-- begin INFORMATION SUPPLIED --

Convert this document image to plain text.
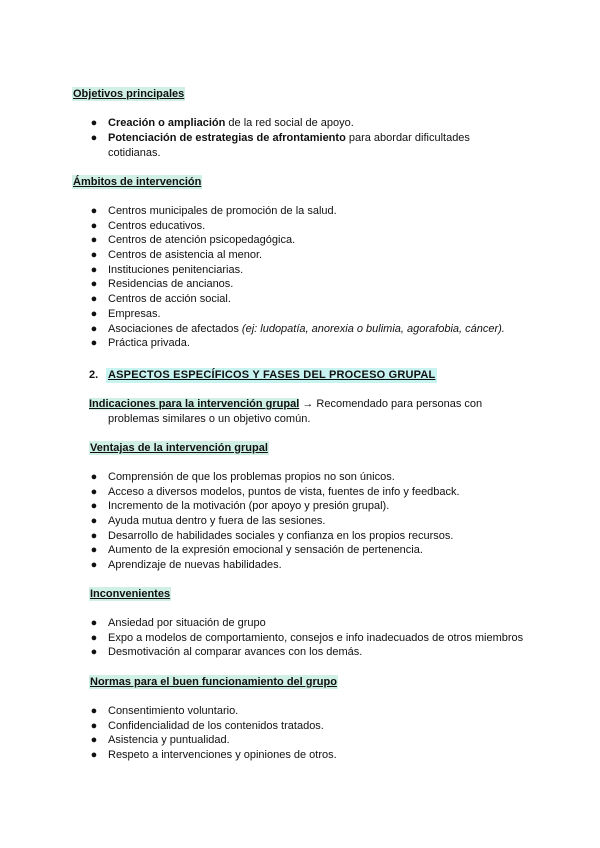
Objetivos principales
● Creación o ampliación de la red social de apoyo.
● Potenciación de estrategias de afrontamiento para abordar dificultades cotidianas.
Ámbitos de intervención
● Centros municipales de promoción de la salud.
● Centros educativos.
● Centros de atención psicopedagógica.
● Centros de asistencia al menor.
● Instituciones penitenciarias.
● Residencias de ancianos.
● Centros de acción social.
● Empresas.
● Asociaciones de afectados (ej: ludopatía, anorexia o bulimia, agorafobia, cáncer).
● Práctica privada.
2. ASPECTOS ESPECÍFICOS Y FASES DEL PROCESO GRUPAL
Indicaciones para la intervención grupal → Recomendado para personas con
problemas similares o un objetivo común.
Ventajas de la intervención grupal
● Comprensión de que los problemas propios no son únicos.
● Acceso a diversos modelos, puntos de vista, fuentes de info y feedback.
● Incremento de la motivación (por apoyo y presión grupal).
● Ayuda mutua dentro y fuera de las sesiones.
● Desarrollo de habilidades sociales y confianza en los propios recursos.
● Aumento de la expresión emocional y sensación de pertenencia.
● Aprendizaje de nuevas habilidades.
Inconvenientes
● Ansiedad por situación de grupo
● Expo a modelos de comportamiento, consejos e info inadecuados de otros miembros
● Desmotivación al comparar avances con los demás.
Normas para el buen funcionamiento del grupo
● Consentimiento voluntario.
● Confidencialidad de los contenidos tratados.
● Asistencia y puntualidad.
● Respeto a intervenciones y opiniones de otros.
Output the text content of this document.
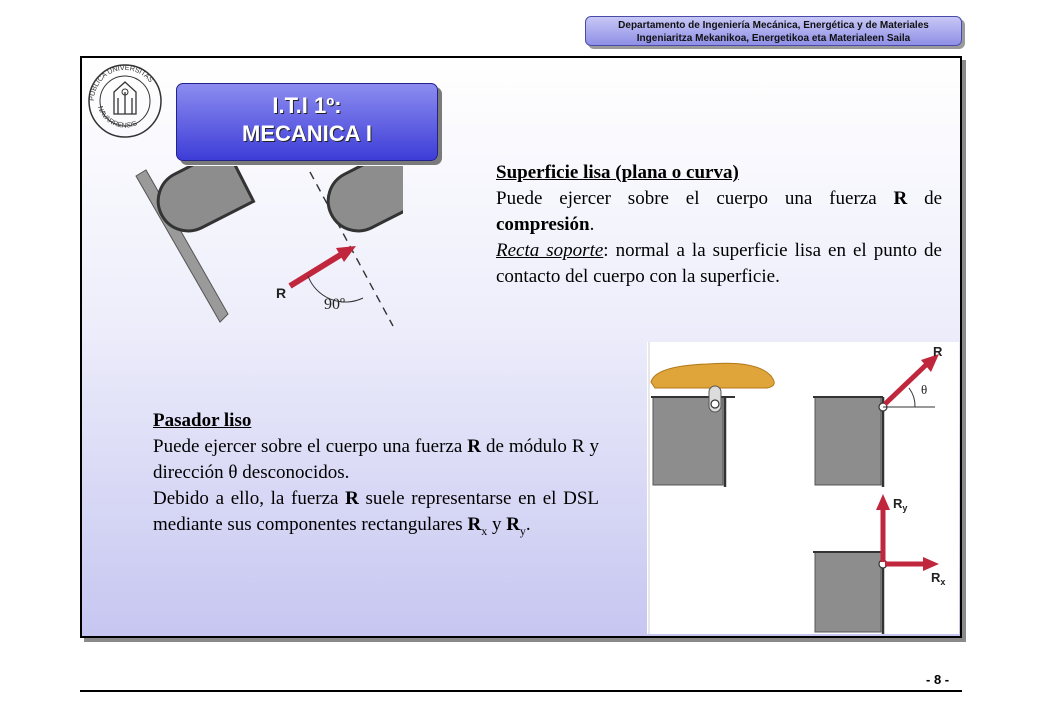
Departamento de Ingeniería Mecánica, Energética y de Materiales
Ingeniaritza Mekanikoa, Energetikoa eta Materialeen Saila
PUBLICA UNIVERSITAS
NAVARRENSIS
I.T.I 1º:
MECANICA I
R
90º

Superficie lisa (plana o curva)

Puede ejercer sobre el cuerpo una fuerza R de compresión.

Recta soporte: normal a la superficie lisa en el punto de contacto del cuerpo con la superficie.

Pasador liso

Puede ejercer sobre el cuerpo una fuerza R de módulo R y dirección θ desconocidos.

Debido a ello, la fuerza R suele representarse en el DSL mediante sus componentes rectangulares $R_x$ y $R_y$.

R
θ
$R_y$
$R_x$
- 8 -
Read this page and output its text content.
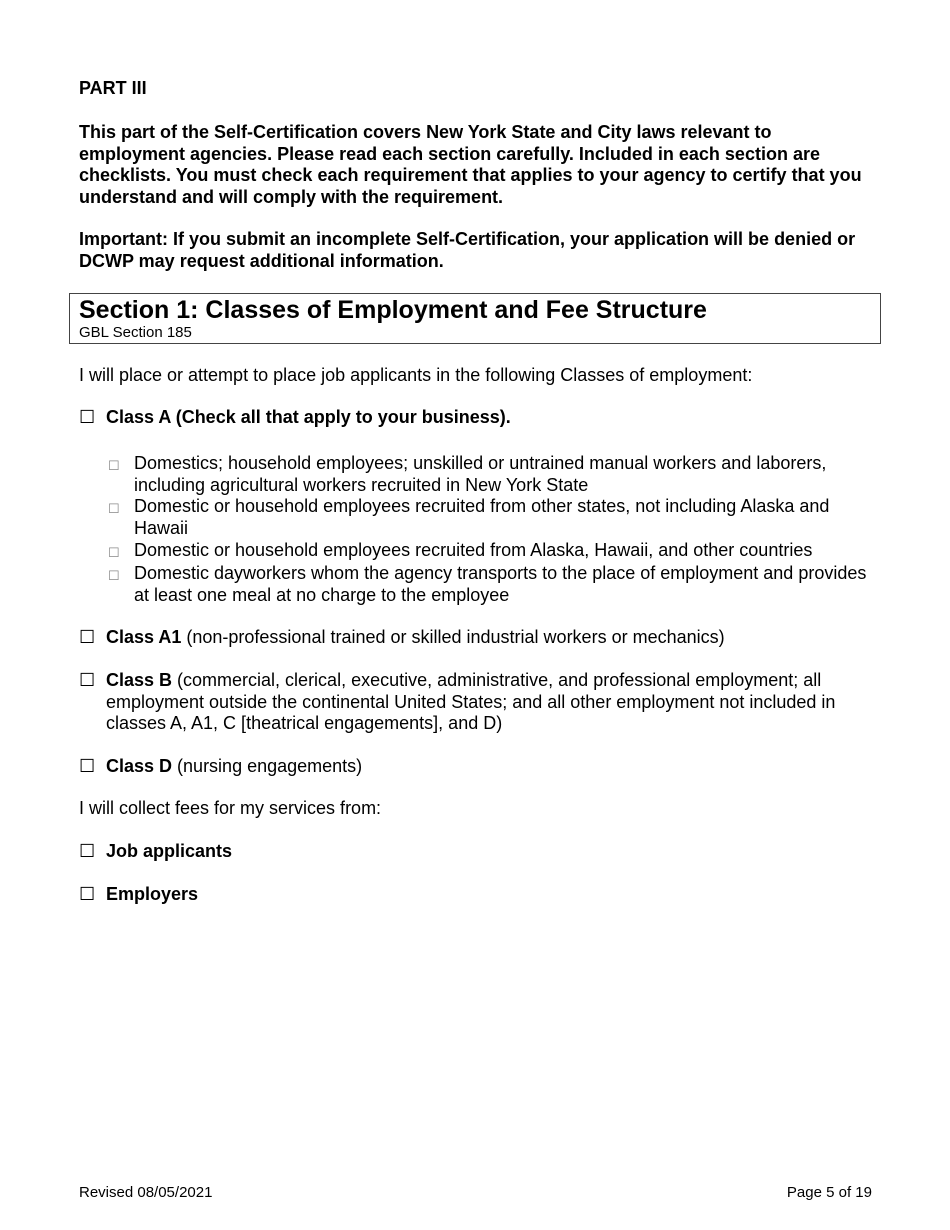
PART III
This part of the Self-Certification covers New York State and City laws relevant to employment agencies. Please read each section carefully. Included in each section are checklists. You must check each requirement that applies to your agency to certify that you understand and will comply with the requirement.
Important: If you submit an incomplete Self-Certification, your application will be denied or DCWP may request additional information.
Section 1: Classes of Employment and Fee Structure
GBL Section 185
I will place or attempt to place job applicants in the following Classes of employment:
☐ Class A (Check all that apply to your business).
☐ Domestics; household employees; unskilled or untrained manual workers and laborers, including agricultural workers recruited in New York State
☐ Domestic or household employees recruited from other states, not including Alaska and Hawaii
☐ Domestic or household employees recruited from Alaska, Hawaii, and other countries
☐ Domestic dayworkers whom the agency transports to the place of employment and provides at least one meal at no charge to the employee
☐ Class A1 (non-professional trained or skilled industrial workers or mechanics)
☐ Class B (commercial, clerical, executive, administrative, and professional employment; all employment outside the continental United States; and all other employment not included in classes A, A1, C [theatrical engagements], and D)
☐ Class D (nursing engagements)
I will collect fees for my services from:
☐ Job applicants
☐ Employers
Revised 08/05/2021	Page 5 of 19
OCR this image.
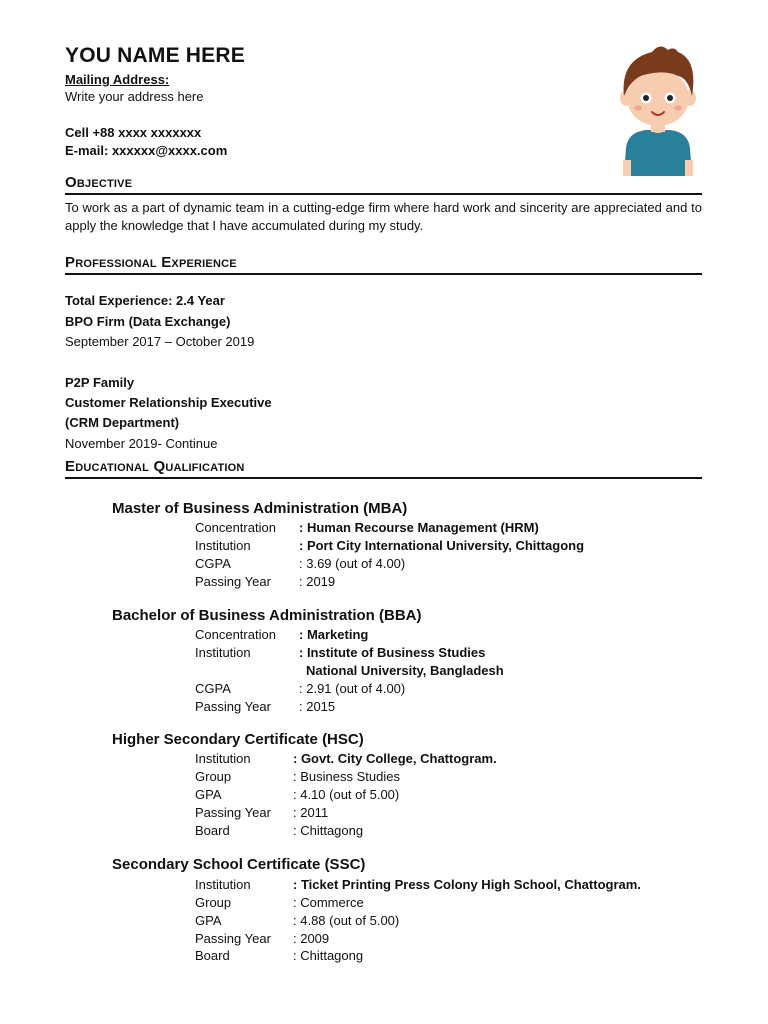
YOU NAME HERE
Mailing Address:
Write your address here
Cell +88 xxxx xxxxxxx
E-mail: xxxxxx@xxxx.com
Objective
To work as a part of dynamic team in a cutting-edge firm where hard work and sincerity are appreciated and to apply the knowledge that I have accumulated during my study.
Professional Experience
Total Experience: 2.4 Year
BPO Firm (Data Exchange)
September 2017 – October 2019
P2P Family
Customer Relationship Executive
(CRM Department)
November 2019- Continue
Educational Qualification
Master of Business Administration (MBA)
Concentration : Human Recourse Management (HRM)
Institution	: Port City International University, Chittagong
CGPA	: 3.69 (out of 4.00)
Passing Year : 2019
Bachelor of Business Administration (BBA)
Concentration : Marketing
Institution	: Institute of Business Studies
National University, Bangladesh
CGPA	: 2.91 (out of 4.00)
Passing Year : 2015
Higher Secondary Certificate (HSC)
Institution	: Govt. City College, Chattogram.
Group	: Business Studies
GPA	: 4.10 (out of 5.00)
Passing Year : 2011
Board	: Chittagong
Secondary School Certificate (SSC)
Institution	: Ticket Printing Press Colony High School, Chattogram.
Group	: Commerce
GPA	: 4.88 (out of 5.00)
Passing Year : 2009
Board	: Chittagong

-- end INFORMATION SUPPLIED --

• GOAL: Output the records above exactly; leave out the pictures.

• WRITTEN ANSWER:
Convert this document image to plain text.
Objetivos principales
● Creación o ampliación de la red social de apoyo.
● Potenciación de estrategias de afrontamiento para abordar dificultades cotidianas.
Ámbitos de intervención
● Centros municipales de promoción de la salud.
● Centros educativos.
● Centros de atención psicopedagógica.
● Centros de asistencia al menor.
● Instituciones penitenciarias.
● Residencias de ancianos.
● Centros de acción social.
● Empresas.
● Asociaciones de afectados (ej: ludopatía, anorexia o bulimia, agorafobia, cáncer).
● Práctica privada.
2. ASPECTOS ESPECÍFICOS Y FASES DEL PROCESO GRUPAL
Indicaciones para la intervención grupal → Recomendado para personas con
problemas similares o un objetivo común.
Ventajas de la intervención grupal
● Comprensión de que los problemas propios no son únicos.
● Acceso a diversos modelos, puntos de vista, fuentes de info y feedback.
● Incremento de la motivación (por apoyo y presión grupal).
● Ayuda mutua dentro y fuera de las sesiones.
● Desarrollo de habilidades sociales y confianza en los propios recursos.
● Aumento de la expresión emocional y sensación de pertenencia.
● Aprendizaje de nuevas habilidades.
Inconvenientes
● Ansiedad por situación de grupo
● Expo a modelos de comportamiento, consejos e info inadecuados de otros miembros
● Desmotivación al comparar avances con los demás.
Normas para el buen funcionamiento del grupo
● Consentimiento voluntario.
● Confidencialidad de los contenidos tratados.
● Asistencia y puntualidad.
● Respeto a intervenciones y opiniones de otros.
Output the text content of this document.
Departamento de Ingeniería Mecánica, Energética y de Materiales
Ingeniaritza Mekanikoa, Energetikoa eta Materialeen Saila
PUBLICA UNIVERSITAS
NAVARRENSIS
I.T.I 1º:
MECANICA I
R
90º

Superficie lisa (plana o curva)

Puede ejercer sobre el cuerpo una fuerza R de compresión.

Recta soporte: normal a la superficie lisa en el punto de contacto del cuerpo con la superficie.

Pasador liso

Puede ejercer sobre el cuerpo una fuerza R de módulo R y dirección θ desconocidos.

Debido a ello, la fuerza R suele representarse en el DSL mediante sus componentes rectangulares $R_x$ y $R_y$.

R
θ
$R_y$
$R_x$
- 8 -
Read this page and output its text content.
PART III
This part of the Self-Certification covers New York State and City laws relevant to employment agencies. Please read each section carefully. Included in each section are checklists. You must check each requirement that applies to your agency to certify that you understand and will comply with the requirement.
Important: If you submit an incomplete Self-Certification, your application will be denied or DCWP may request additional information.
Section 1: Classes of Employment and Fee Structure
GBL Section 185
I will place or attempt to place job applicants in the following Classes of employment:
☐ Class A (Check all that apply to your business).
☐ Domestics; household employees; unskilled or untrained manual workers and laborers, including agricultural workers recruited in New York State
☐ Domestic or household employees recruited from other states, not including Alaska and Hawaii
☐ Domestic or household employees recruited from Alaska, Hawaii, and other countries
☐ Domestic dayworkers whom the agency transports to the place of employment and provides at least one meal at no charge to the employee
☐ Class A1 (non-professional trained or skilled industrial workers or mechanics)
☐ Class B (commercial, clerical, executive, administrative, and professional employment; all employment outside the continental United States; and all other employment not included in classes A, A1, C [theatrical engagements], and D)
☐ Class D (nursing engagements)
I will collect fees for my services from:
☐ Job applicants
☐ Employers
Revised 08/05/2021	Page 5 of 19
OCR this image.
YOU NAME HERE
Mailing Address:
Write your address here
Cell +88 xxxx xxxxxxx
E-mail: xxxxxx@xxxx.com
Objective
To work as a part of dynamic team in a cutting-edge firm where hard work and sincerity are appreciated and to apply the knowledge that I have accumulated during my study.
Professional Experience
Total Experience: 2.4 Year
BPO Firm (Data Exchange)
September 2017 – October 2019
P2P Family
Customer Relationship Executive
(CRM Department)
November 2019- Continue
Educational Qualification
Master of Business Administration (MBA)
Concentration : Human Recourse Management (HRM)
Institution	: Port City International University, Chittagong
CGPA	: 3.69 (out of 4.00)
Passing Year : 2019
Bachelor of Business Administration (BBA)
Concentration : Marketing
Institution	: Institute of Business Studies
National University, Bangladesh
CGPA	: 2.91 (out of 4.00)
Passing Year : 2015
Higher Secondary Certificate (HSC)
Institution	: Govt. City College, Chattogram.
Group	: Business Studies
GPA	: 4.10 (out of 5.00)
Passing Year : 2011
Board	: Chittagong
Secondary School Certificate (SSC)
Institution	: Ticket Printing Press Colony High School, Chattogram.
Group	: Commerce
GPA	: 4.88 (out of 5.00)
Passing Year : 2009
Board	: Chittagong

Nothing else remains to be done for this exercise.